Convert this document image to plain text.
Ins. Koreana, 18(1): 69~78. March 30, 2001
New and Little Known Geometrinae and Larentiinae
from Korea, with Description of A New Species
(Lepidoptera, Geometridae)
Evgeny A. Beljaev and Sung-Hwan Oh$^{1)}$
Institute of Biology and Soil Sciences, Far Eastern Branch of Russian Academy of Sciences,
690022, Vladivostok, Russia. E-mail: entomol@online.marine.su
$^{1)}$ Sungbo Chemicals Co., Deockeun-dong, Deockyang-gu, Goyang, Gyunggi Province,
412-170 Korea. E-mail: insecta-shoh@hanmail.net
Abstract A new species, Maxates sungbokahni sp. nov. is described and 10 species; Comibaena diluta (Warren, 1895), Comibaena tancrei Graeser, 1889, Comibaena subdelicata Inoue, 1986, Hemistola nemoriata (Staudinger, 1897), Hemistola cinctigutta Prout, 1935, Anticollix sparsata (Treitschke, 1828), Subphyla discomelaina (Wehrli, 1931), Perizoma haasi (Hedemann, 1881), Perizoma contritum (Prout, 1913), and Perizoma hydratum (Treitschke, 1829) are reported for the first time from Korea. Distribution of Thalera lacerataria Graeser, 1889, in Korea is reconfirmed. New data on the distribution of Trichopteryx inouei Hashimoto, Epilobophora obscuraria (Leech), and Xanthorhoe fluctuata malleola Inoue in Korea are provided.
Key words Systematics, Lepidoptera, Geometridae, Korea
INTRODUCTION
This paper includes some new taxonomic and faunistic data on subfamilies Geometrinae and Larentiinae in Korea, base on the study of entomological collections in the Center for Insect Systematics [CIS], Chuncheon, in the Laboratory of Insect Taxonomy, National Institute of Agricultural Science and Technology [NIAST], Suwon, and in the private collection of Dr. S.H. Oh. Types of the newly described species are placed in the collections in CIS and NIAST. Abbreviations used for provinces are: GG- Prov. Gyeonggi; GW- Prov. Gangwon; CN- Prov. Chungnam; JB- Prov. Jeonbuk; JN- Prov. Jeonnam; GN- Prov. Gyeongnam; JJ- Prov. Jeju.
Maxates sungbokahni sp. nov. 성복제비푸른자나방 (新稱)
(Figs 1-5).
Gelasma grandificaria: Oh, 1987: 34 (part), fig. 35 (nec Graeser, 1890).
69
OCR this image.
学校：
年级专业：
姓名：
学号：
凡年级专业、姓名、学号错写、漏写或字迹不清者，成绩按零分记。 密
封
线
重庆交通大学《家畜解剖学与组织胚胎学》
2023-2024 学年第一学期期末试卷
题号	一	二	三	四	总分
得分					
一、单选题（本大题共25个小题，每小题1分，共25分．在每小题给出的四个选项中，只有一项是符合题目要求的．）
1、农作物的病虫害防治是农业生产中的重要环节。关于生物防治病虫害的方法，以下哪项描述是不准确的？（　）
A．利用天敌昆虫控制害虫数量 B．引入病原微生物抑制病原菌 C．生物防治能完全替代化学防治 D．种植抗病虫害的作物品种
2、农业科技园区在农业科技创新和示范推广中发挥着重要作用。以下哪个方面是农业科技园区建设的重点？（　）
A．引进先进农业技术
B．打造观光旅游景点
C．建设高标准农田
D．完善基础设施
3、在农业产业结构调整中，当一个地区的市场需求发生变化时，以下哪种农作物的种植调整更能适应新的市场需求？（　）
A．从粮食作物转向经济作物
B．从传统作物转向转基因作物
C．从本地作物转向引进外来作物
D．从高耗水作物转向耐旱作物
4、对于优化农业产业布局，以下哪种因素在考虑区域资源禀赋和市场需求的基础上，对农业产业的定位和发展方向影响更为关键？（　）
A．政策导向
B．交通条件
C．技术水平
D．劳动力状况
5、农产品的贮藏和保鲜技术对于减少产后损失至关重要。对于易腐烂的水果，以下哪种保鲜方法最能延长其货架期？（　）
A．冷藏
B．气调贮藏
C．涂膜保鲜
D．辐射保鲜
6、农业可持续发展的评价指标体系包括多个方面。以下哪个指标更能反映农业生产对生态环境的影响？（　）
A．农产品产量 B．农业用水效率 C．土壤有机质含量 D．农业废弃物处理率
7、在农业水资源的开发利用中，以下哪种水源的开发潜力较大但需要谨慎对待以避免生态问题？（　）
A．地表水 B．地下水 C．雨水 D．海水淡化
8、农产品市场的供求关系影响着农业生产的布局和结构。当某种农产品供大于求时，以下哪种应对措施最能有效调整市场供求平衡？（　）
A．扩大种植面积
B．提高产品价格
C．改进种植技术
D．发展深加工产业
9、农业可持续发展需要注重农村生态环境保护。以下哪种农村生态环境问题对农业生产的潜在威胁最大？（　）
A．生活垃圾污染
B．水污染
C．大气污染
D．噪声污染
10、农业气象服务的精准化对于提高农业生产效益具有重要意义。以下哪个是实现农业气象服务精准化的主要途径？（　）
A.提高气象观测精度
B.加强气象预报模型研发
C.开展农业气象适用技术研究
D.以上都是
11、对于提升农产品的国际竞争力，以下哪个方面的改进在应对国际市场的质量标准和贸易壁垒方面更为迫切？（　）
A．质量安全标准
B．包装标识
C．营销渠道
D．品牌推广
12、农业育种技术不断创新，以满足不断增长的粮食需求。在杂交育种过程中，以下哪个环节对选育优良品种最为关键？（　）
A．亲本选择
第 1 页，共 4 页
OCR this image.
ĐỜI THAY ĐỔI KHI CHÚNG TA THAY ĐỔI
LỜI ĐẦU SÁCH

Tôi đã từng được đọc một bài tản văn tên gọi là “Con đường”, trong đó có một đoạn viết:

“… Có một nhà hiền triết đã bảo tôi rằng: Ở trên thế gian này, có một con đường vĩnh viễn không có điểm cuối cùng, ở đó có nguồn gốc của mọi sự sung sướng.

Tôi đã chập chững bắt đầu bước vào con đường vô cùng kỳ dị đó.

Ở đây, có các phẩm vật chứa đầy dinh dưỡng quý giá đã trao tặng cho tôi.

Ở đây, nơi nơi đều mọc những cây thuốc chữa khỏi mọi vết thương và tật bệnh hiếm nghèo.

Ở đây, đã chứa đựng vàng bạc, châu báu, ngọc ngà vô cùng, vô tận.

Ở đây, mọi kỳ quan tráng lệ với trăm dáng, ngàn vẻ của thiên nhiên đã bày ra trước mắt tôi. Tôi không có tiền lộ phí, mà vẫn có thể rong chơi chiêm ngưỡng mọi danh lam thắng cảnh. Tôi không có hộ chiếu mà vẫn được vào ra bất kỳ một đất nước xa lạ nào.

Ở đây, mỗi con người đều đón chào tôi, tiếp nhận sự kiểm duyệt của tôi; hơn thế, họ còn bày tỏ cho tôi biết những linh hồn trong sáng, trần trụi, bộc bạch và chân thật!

Written instruction: Exactly reproduce every record.

Answer to the exercise:
Convert this document image to plain text.
Ins. Koreana, 18(1): 69~78. March 30, 2001
New and Little Known Geometrinae and Larentiinae
from Korea, with Description of A New Species
(Lepidoptera, Geometridae)
Evgeny A. Beljaev and Sung-Hwan Oh$^{1)}$
Institute of Biology and Soil Sciences, Far Eastern Branch of Russian Academy of Sciences,
690022, Vladivostok, Russia. E-mail: entomol@online.marine.su
$^{1)}$ Sungbo Chemicals Co., Deockeun-dong, Deockyang-gu, Goyang, Gyunggi Province,
412-170 Korea. E-mail: insecta-shoh@hanmail.net
Abstract A new species, Maxates sungbokahni sp. nov. is described and 10 species; Comibaena diluta (Warren, 1895), Comibaena tancrei Graeser, 1889, Comibaena subdelicata Inoue, 1986, Hemistola nemoriata (Staudinger, 1897), Hemistola cinctigutta Prout, 1935, Anticollix sparsata (Treitschke, 1828), Subphyla discomelaina (Wehrli, 1931), Perizoma haasi (Hedemann, 1881), Perizoma contritum (Prout, 1913), and Perizoma hydratum (Treitschke, 1829) are reported for the first time from Korea. Distribution of Thalera lacerataria Graeser, 1889, in Korea is reconfirmed. New data on the distribution of Trichopteryx inouei Hashimoto, Epilobophora obscuraria (Leech), and Xanthorhoe fluctuata malleola Inoue in Korea are provided.
Key words Systematics, Lepidoptera, Geometridae, Korea
INTRODUCTION
This paper includes some new taxonomic and faunistic data on subfamilies Geometrinae and Larentiinae in Korea, base on the study of entomological collections in the Center for Insect Systematics [CIS], Chuncheon, in the Laboratory of Insect Taxonomy, National Institute of Agricultural Science and Technology [NIAST], Suwon, and in the private collection of Dr. S.H. Oh. Types of the newly described species are placed in the collections in CIS and NIAST. Abbreviations used for provinces are: GG- Prov. Gyeonggi; GW- Prov. Gangwon; CN- Prov. Chungnam; JB- Prov. Jeonbuk; JN- Prov. Jeonnam; GN- Prov. Gyeongnam; JJ- Prov. Jeju.
Maxates sungbokahni sp. nov. 성복제비푸른자나방 (新稱)
(Figs 1-5).
Gelasma grandificaria: Oh, 1987: 34 (part), fig. 35 (nec Graeser, 1890).
69
OCR this image.
学校：
年级专业：
姓名：
学号：
凡年级专业、姓名、学号错写、漏写或字迹不清者，成绩按零分记。 密
封
线
重庆交通大学《家畜解剖学与组织胚胎学》
2023-2024 学年第一学期期末试卷
题号	一	二	三	四	总分
得分					
一、单选题（本大题共25个小题，每小题1分，共25分．在每小题给出的四个选项中，只有一项是符合题目要求的．）
1、农作物的病虫害防治是农业生产中的重要环节。关于生物防治病虫害的方法，以下哪项描述是不准确的？（　）
A．利用天敌昆虫控制害虫数量 B．引入病原微生物抑制病原菌 C．生物防治能完全替代化学防治 D．种植抗病虫害的作物品种
2、农业科技园区在农业科技创新和示范推广中发挥着重要作用。以下哪个方面是农业科技园区建设的重点？（　）
A．引进先进农业技术
B．打造观光旅游景点
C．建设高标准农田
D．完善基础设施
3、在农业产业结构调整中，当一个地区的市场需求发生变化时，以下哪种农作物的种植调整更能适应新的市场需求？（　）
A．从粮食作物转向经济作物
B．从传统作物转向转基因作物
C．从本地作物转向引进外来作物
D．从高耗水作物转向耐旱作物
4、对于优化农业产业布局，以下哪种因素在考虑区域资源禀赋和市场需求的基础上，对农业产业的定位和发展方向影响更为关键？（　）
A．政策导向
B．交通条件
C．技术水平
D．劳动力状况
5、农产品的贮藏和保鲜技术对于减少产后损失至关重要。对于易腐烂的水果，以下哪种保鲜方法最能延长其货架期？（　）
A．冷藏
B．气调贮藏
C．涂膜保鲜
D．辐射保鲜
6、农业可持续发展的评价指标体系包括多个方面。以下哪个指标更能反映农业生产对生态环境的影响？（　）
A．农产品产量 B．农业用水效率 C．土壤有机质含量 D．农业废弃物处理率
7、在农业水资源的开发利用中，以下哪种水源的开发潜力较大但需要谨慎对待以避免生态问题？（　）
A．地表水 B．地下水 C．雨水 D．海水淡化
8、农产品市场的供求关系影响着农业生产的布局和结构。当某种农产品供大于求时，以下哪种应对措施最能有效调整市场供求平衡？（　）
A．扩大种植面积
B．提高产品价格
C．改进种植技术
D．发展深加工产业
9、农业可持续发展需要注重农村生态环境保护。以下哪种农村生态环境问题对农业生产的潜在威胁最大？（　）
A．生活垃圾污染
B．水污染
C．大气污染
D．噪声污染
10、农业气象服务的精准化对于提高农业生产效益具有重要意义。以下哪个是实现农业气象服务精准化的主要途径？（　）
A.提高气象观测精度
B.加强气象预报模型研发
C.开展农业气象适用技术研究
D.以上都是
11、对于提升农产品的国际竞争力，以下哪个方面的改进在应对国际市场的质量标准和贸易壁垒方面更为迫切？（　）
A．质量安全标准
B．包装标识
C．营销渠道
D．品牌推广
12、农业育种技术不断创新，以满足不断增长的粮食需求。在杂交育种过程中，以下哪个环节对选育优良品种最为关键？（　）
A．亲本选择
第 1 页，共 4 页
OCR this image.
ĐỜI THAY ĐỔI KHI CHÚNG TA THAY ĐỔI
LỜI ĐẦU SÁCH

Tôi đã từng được đọc một bài tản văn tên gọi là “Con đường”, trong đó có một đoạn viết:

“… Có một nhà hiền triết đã bảo tôi rằng: Ở trên thế gian này, có một con đường vĩnh viễn không có điểm cuối cùng, ở đó có nguồn gốc của mọi sự sung sướng.

Tôi đã chập chững bắt đầu bước vào con đường vô cùng kỳ dị đó.

Ở đây, có các phẩm vật chứa đầy dinh dưỡng quý giá đã trao tặng cho tôi.

Ở đây, nơi nơi đều mọc những cây thuốc chữa khỏi mọi vết thương và tật bệnh hiếm nghèo.

Ở đây, đã chứa đựng vàng bạc, châu báu, ngọc ngà vô cùng, vô tận.

Ở đây, mọi kỳ quan tráng lệ với trăm dáng, ngàn vẻ của thiên nhiên đã bày ra trước mắt tôi. Tôi không có tiền lộ phí, mà vẫn có thể rong chơi chiêm ngưỡng mọi danh lam thắng cảnh. Tôi không có hộ chiếu mà vẫn được vào ra bất kỳ một đất nước xa lạ nào.

Ở đây, mỗi con người đều đón chào tôi, tiếp nhận sự kiểm duyệt của tôi; hơn thế, họ còn bày tỏ cho tôi biết những linh hồn trong sáng, trần trụi, bộc bạch và chân thật!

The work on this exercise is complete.